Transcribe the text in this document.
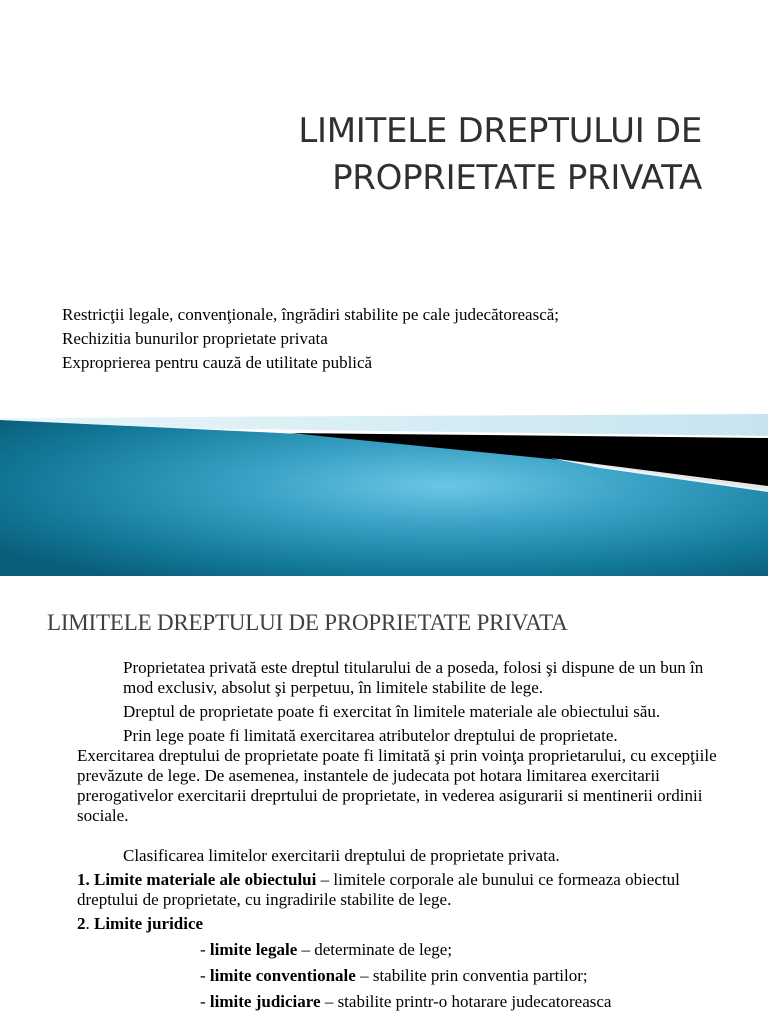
LIMITELE DREPTULUI DE
PROPRIETATE PRIVATA
Restricţii legale, convenţionale, îngrădiri stabilite pe cale judecătorească;
Rechizitia bunurilor proprietate privata
Exproprierea pentru cauză de utilitate publică
LIMITELE DREPTULUI DE PROPRIETATE PRIVATA

Proprietatea privată este dreptul titularului de a poseda, folosi şi dispune de un bun în mod exclusiv, absolut şi perpetuu, în limitele stabilite de lege.

Dreptul de proprietate poate fi exercitat în limitele materiale ale obiectului său.

Prin lege poate fi limitată exercitarea atributelor dreptului de proprietate.

Exercitarea dreptului de proprietate poate fi limitată şi prin voinţa proprietarului, cu excepţiile prevăzute de lege. De asemenea, instantele de judecata pot hotara limitarea exercitarii prerogativelor exercitarii dreprtului de proprietate, in vederea asigurarii si mentinerii ordinii sociale.

Clasificarea limitelor exercitarii dreptului de proprietate privata.

1. Limite materiale ale obiectului – limitele corporale ale bunului ce formeaza obiectul dreptului de proprietate, cu ingradirile stabilite de lege.

2. Limite juridice

- limite legale – determinate de lege;

- limite conventionale – stabilite prin conventia partilor;

- limite judiciare – stabilite printr-o hotarare judecatoreasca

The task.
Give every record again exactly, apart from the pictures, which stay out.

Exercise result.
Transcribe the text in this document.
LIMITELE DREPTULUI DE
PROPRIETATE PRIVATA
Restricţii legale, convenţionale, îngrădiri stabilite pe cale judecătorească;
Rechizitia bunurilor proprietate privata
Exproprierea pentru cauză de utilitate publică
LIMITELE DREPTULUI DE PROPRIETATE PRIVATA

Proprietatea privată este dreptul titularului de a poseda, folosi şi dispune de un bun în mod exclusiv, absolut şi perpetuu, în limitele stabilite de lege.

Dreptul de proprietate poate fi exercitat în limitele materiale ale obiectului său.

Prin lege poate fi limitată exercitarea atributelor dreptului de proprietate.

Exercitarea dreptului de proprietate poate fi limitată şi prin voinţa proprietarului, cu excepţiile prevăzute de lege. De asemenea, instantele de judecata pot hotara limitarea exercitarii prerogativelor exercitarii dreprtului de proprietate, in vederea asigurarii si mentinerii ordinii sociale.

Clasificarea limitelor exercitarii dreptului de proprietate privata.

1. Limite materiale ale obiectului – limitele corporale ale bunului ce formeaza obiectul dreptului de proprietate, cu ingradirile stabilite de lege.

2. Limite juridice

- limite legale – determinate de lege;

- limite conventionale – stabilite prin conventia partilor;

- limite judiciare – stabilite printr-o hotarare judecatoreasca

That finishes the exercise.